▶ **Source records**
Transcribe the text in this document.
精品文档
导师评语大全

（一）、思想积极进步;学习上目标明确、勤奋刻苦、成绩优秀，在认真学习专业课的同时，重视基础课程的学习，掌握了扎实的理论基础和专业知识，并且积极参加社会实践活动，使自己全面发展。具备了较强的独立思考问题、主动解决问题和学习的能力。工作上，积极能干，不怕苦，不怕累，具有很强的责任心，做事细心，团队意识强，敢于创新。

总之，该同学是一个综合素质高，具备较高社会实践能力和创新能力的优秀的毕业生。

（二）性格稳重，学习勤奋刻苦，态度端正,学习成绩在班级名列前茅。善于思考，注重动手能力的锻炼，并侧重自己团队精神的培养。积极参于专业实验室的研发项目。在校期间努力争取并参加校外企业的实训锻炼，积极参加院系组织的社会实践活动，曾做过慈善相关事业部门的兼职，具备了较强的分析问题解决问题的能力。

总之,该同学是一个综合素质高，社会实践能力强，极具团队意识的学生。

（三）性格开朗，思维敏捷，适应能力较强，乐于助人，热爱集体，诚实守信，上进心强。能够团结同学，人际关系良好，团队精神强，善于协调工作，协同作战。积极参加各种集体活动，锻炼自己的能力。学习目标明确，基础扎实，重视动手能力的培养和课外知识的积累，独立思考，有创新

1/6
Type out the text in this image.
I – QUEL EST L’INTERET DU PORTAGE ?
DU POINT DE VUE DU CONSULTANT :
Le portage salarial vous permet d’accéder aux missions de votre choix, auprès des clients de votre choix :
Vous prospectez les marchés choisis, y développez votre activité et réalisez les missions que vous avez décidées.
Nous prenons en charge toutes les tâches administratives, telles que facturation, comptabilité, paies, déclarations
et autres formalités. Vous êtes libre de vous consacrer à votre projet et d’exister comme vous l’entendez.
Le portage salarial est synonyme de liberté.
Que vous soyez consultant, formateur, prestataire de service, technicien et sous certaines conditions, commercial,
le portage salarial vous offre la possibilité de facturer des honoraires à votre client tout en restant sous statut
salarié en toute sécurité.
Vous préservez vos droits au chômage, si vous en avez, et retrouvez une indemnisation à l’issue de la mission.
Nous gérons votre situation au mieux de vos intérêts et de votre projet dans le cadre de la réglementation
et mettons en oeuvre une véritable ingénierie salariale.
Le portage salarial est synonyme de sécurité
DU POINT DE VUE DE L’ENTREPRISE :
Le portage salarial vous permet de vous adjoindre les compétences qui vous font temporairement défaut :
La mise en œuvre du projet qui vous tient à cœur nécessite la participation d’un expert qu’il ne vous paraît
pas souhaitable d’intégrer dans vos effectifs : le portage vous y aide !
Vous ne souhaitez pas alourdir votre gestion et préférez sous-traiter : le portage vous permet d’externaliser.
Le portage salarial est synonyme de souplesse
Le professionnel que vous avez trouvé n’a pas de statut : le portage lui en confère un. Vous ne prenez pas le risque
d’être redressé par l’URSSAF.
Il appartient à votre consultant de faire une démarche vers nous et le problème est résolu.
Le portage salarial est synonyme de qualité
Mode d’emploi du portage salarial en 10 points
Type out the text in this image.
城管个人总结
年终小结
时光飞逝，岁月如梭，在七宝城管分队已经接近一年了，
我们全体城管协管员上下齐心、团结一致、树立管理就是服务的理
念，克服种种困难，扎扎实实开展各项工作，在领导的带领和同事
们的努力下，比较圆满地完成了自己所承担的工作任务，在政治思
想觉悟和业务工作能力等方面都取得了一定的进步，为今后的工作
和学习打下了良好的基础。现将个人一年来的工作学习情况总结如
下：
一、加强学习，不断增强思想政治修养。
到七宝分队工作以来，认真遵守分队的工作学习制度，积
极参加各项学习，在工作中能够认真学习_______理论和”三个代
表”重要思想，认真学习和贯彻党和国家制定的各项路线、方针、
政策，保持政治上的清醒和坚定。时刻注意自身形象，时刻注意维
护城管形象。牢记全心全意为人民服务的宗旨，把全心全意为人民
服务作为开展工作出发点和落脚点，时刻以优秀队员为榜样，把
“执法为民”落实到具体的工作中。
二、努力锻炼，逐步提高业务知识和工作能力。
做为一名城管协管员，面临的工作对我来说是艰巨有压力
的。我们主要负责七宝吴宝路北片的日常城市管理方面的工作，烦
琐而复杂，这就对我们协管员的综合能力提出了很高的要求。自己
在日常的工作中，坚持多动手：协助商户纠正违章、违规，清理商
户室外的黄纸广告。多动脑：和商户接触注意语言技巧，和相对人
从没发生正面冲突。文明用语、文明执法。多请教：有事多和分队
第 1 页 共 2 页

▶ **Exercise**
All of the records must be repeated exactly.

▶ **Solution to the problem**
Transcribe the text in this document.
精品文档
导师评语大全

（一）、思想积极进步;学习上目标明确、勤奋刻苦、成绩优秀，在认真学习专业课的同时，重视基础课程的学习，掌握了扎实的理论基础和专业知识，并且积极参加社会实践活动，使自己全面发展。具备了较强的独立思考问题、主动解决问题和学习的能力。工作上，积极能干，不怕苦，不怕累，具有很强的责任心，做事细心，团队意识强，敢于创新。

总之，该同学是一个综合素质高，具备较高社会实践能力和创新能力的优秀的毕业生。

（二）性格稳重，学习勤奋刻苦，态度端正,学习成绩在班级名列前茅。善于思考，注重动手能力的锻炼，并侧重自己团队精神的培养。积极参于专业实验室的研发项目。在校期间努力争取并参加校外企业的实训锻炼，积极参加院系组织的社会实践活动，曾做过慈善相关事业部门的兼职，具备了较强的分析问题解决问题的能力。

总之,该同学是一个综合素质高，社会实践能力强，极具团队意识的学生。

（三）性格开朗，思维敏捷，适应能力较强，乐于助人，热爱集体，诚实守信，上进心强。能够团结同学，人际关系良好，团队精神强，善于协调工作，协同作战。积极参加各种集体活动，锻炼自己的能力。学习目标明确，基础扎实，重视动手能力的培养和课外知识的积累，独立思考，有创新

1/6
Type out the text in this image.
I – QUEL EST L’INTERET DU PORTAGE ?
DU POINT DE VUE DU CONSULTANT :
Le portage salarial vous permet d’accéder aux missions de votre choix, auprès des clients de votre choix :
Vous prospectez les marchés choisis, y développez votre activité et réalisez les missions que vous avez décidées.
Nous prenons en charge toutes les tâches administratives, telles que facturation, comptabilité, paies, déclarations
et autres formalités. Vous êtes libre de vous consacrer à votre projet et d’exister comme vous l’entendez.
Le portage salarial est synonyme de liberté.
Que vous soyez consultant, formateur, prestataire de service, technicien et sous certaines conditions, commercial,
le portage salarial vous offre la possibilité de facturer des honoraires à votre client tout en restant sous statut
salarié en toute sécurité.
Vous préservez vos droits au chômage, si vous en avez, et retrouvez une indemnisation à l’issue de la mission.
Nous gérons votre situation au mieux de vos intérêts et de votre projet dans le cadre de la réglementation
et mettons en oeuvre une véritable ingénierie salariale.
Le portage salarial est synonyme de sécurité
DU POINT DE VUE DE L’ENTREPRISE :
Le portage salarial vous permet de vous adjoindre les compétences qui vous font temporairement défaut :
La mise en œuvre du projet qui vous tient à cœur nécessite la participation d’un expert qu’il ne vous paraît
pas souhaitable d’intégrer dans vos effectifs : le portage vous y aide !
Vous ne souhaitez pas alourdir votre gestion et préférez sous-traiter : le portage vous permet d’externaliser.
Le portage salarial est synonyme de souplesse
Le professionnel que vous avez trouvé n’a pas de statut : le portage lui en confère un. Vous ne prenez pas le risque
d’être redressé par l’URSSAF.
Il appartient à votre consultant de faire une démarche vers nous et le problème est résolu.
Le portage salarial est synonyme de qualité
Mode d’emploi du portage salarial en 10 points
Type out the text in this image.
城管个人总结
年终小结
时光飞逝，岁月如梭，在七宝城管分队已经接近一年了，
我们全体城管协管员上下齐心、团结一致、树立管理就是服务的理
念，克服种种困难，扎扎实实开展各项工作，在领导的带领和同事
们的努力下，比较圆满地完成了自己所承担的工作任务，在政治思
想觉悟和业务工作能力等方面都取得了一定的进步，为今后的工作
和学习打下了良好的基础。现将个人一年来的工作学习情况总结如
下：
一、加强学习，不断增强思想政治修养。
到七宝分队工作以来，认真遵守分队的工作学习制度，积
极参加各项学习，在工作中能够认真学习_______理论和”三个代
表”重要思想，认真学习和贯彻党和国家制定的各项路线、方针、
政策，保持政治上的清醒和坚定。时刻注意自身形象，时刻注意维
护城管形象。牢记全心全意为人民服务的宗旨，把全心全意为人民
服务作为开展工作出发点和落脚点，时刻以优秀队员为榜样，把
“执法为民”落实到具体的工作中。
二、努力锻炼，逐步提高业务知识和工作能力。
做为一名城管协管员，面临的工作对我来说是艰巨有压力
的。我们主要负责七宝吴宝路北片的日常城市管理方面的工作，烦
琐而复杂，这就对我们协管员的综合能力提出了很高的要求。自己
在日常的工作中，坚持多动手：协助商户纠正违章、违规，清理商
户室外的黄纸广告。多动脑：和商户接触注意语言技巧，和相对人
从没发生正面冲突。文明用语、文明执法。多请教：有事多和分队
第 1 页 共 2 页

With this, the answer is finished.